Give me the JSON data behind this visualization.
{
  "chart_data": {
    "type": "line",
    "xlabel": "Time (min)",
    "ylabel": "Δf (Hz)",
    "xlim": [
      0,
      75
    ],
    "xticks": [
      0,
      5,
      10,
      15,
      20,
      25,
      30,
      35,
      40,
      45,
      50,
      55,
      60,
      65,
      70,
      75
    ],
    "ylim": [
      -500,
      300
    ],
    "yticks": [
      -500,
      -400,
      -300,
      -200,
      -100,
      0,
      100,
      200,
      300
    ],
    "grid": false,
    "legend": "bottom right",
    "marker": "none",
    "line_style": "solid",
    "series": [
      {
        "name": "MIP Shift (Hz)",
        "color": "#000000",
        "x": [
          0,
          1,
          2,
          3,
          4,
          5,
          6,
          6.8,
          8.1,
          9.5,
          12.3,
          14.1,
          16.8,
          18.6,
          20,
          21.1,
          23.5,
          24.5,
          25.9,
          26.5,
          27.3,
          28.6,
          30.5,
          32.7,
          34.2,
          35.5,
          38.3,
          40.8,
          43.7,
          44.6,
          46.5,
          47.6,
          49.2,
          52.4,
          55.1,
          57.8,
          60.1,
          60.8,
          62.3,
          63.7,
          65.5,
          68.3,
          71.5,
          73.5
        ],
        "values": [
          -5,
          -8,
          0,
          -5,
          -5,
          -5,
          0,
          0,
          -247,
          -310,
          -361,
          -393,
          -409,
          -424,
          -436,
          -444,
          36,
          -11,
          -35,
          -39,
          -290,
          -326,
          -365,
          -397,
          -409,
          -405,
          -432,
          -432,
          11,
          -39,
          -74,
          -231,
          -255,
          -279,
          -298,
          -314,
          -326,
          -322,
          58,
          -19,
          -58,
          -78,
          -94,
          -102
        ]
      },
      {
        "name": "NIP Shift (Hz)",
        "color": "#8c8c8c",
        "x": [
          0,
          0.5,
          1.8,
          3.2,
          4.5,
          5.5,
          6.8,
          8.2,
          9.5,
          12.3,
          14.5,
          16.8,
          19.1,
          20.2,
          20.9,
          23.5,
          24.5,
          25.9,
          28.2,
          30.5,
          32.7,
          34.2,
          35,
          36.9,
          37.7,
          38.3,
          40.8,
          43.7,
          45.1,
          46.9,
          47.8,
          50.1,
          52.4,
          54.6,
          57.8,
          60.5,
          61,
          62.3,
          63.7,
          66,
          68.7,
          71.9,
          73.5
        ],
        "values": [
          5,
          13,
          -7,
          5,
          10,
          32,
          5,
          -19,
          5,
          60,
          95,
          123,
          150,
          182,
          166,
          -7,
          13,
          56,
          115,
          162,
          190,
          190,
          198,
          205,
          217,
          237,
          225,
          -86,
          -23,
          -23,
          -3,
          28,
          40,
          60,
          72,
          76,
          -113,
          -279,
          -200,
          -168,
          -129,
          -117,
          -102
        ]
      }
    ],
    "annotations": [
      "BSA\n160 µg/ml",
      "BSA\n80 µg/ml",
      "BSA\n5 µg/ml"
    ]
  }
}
###
Each line must be given again exactly as written above.

Give me the JSON data behind this visualization.
{
  "chart_data": {
    "type": "line",
    "xlabel": "Time (min)",
    "ylabel": "Δf (Hz)",
    "xlim": [
      0,
      75
    ],
    "xticks": [
      0,
      5,
      10,
      15,
      20,
      25,
      30,
      35,
      40,
      45,
      50,
      55,
      60,
      65,
      70,
      75
    ],
    "ylim": [
      -500,
      300
    ],
    "yticks": [
      -500,
      -400,
      -300,
      -200,
      -100,
      0,
      100,
      200,
      300
    ],
    "grid": false,
    "legend": "bottom right",
    "marker": "none",
    "line_style": "solid",
    "series": [
      {
        "name": "MIP Shift (Hz)",
        "color": "#000000",
        "x": [
          0,
          1,
          2,
          3,
          4,
          5,
          6,
          6.8,
          8.1,
          9.5,
          12.3,
          14.1,
          16.8,
          18.6,
          20,
          21.1,
          23.5,
          24.5,
          25.9,
          26.5,
          27.3,
          28.6,
          30.5,
          32.7,
          34.2,
          35.5,
          38.3,
          40.8,
          43.7,
          44.6,
          46.5,
          47.6,
          49.2,
          52.4,
          55.1,
          57.8,
          60.1,
          60.8,
          62.3,
          63.7,
          65.5,
          68.3,
          71.5,
          73.5
        ],
        "values": [
          -5,
          -8,
          0,
          -5,
          -5,
          -5,
          0,
          0,
          -247,
          -310,
          -361,
          -393,
          -409,
          -424,
          -436,
          -444,
          36,
          -11,
          -35,
          -39,
          -290,
          -326,
          -365,
          -397,
          -409,
          -405,
          -432,
          -432,
          11,
          -39,
          -74,
          -231,
          -255,
          -279,
          -298,
          -314,
          -326,
          -322,
          58,
          -19,
          -58,
          -78,
          -94,
          -102
        ]
      },
      {
        "name": "NIP Shift (Hz)",
        "color": "#8c8c8c",
        "x": [
          0,
          0.5,
          1.8,
          3.2,
          4.5,
          5.5,
          6.8,
          8.2,
          9.5,
          12.3,
          14.5,
          16.8,
          19.1,
          20.2,
          20.9,
          23.5,
          24.5,
          25.9,
          28.2,
          30.5,
          32.7,
          34.2,
          35,
          36.9,
          37.7,
          38.3,
          40.8,
          43.7,
          45.1,
          46.9,
          47.8,
          50.1,
          52.4,
          54.6,
          57.8,
          60.5,
          61,
          62.3,
          63.7,
          66,
          68.7,
          71.9,
          73.5
        ],
        "values": [
          5,
          13,
          -7,
          5,
          10,
          32,
          5,
          -19,
          5,
          60,
          95,
          123,
          150,
          182,
          166,
          -7,
          13,
          56,
          115,
          162,
          190,
          190,
          198,
          205,
          217,
          237,
          225,
          -86,
          -23,
          -23,
          -3,
          28,
          40,
          60,
          72,
          76,
          -113,
          -279,
          -200,
          -168,
          -129,
          -117,
          -102
        ]
      }
    ],
    "annotations": [
      "BSA\n160 µg/ml",
      "BSA\n80 µg/ml",
      "BSA\n5 µg/ml"
    ]
  }
}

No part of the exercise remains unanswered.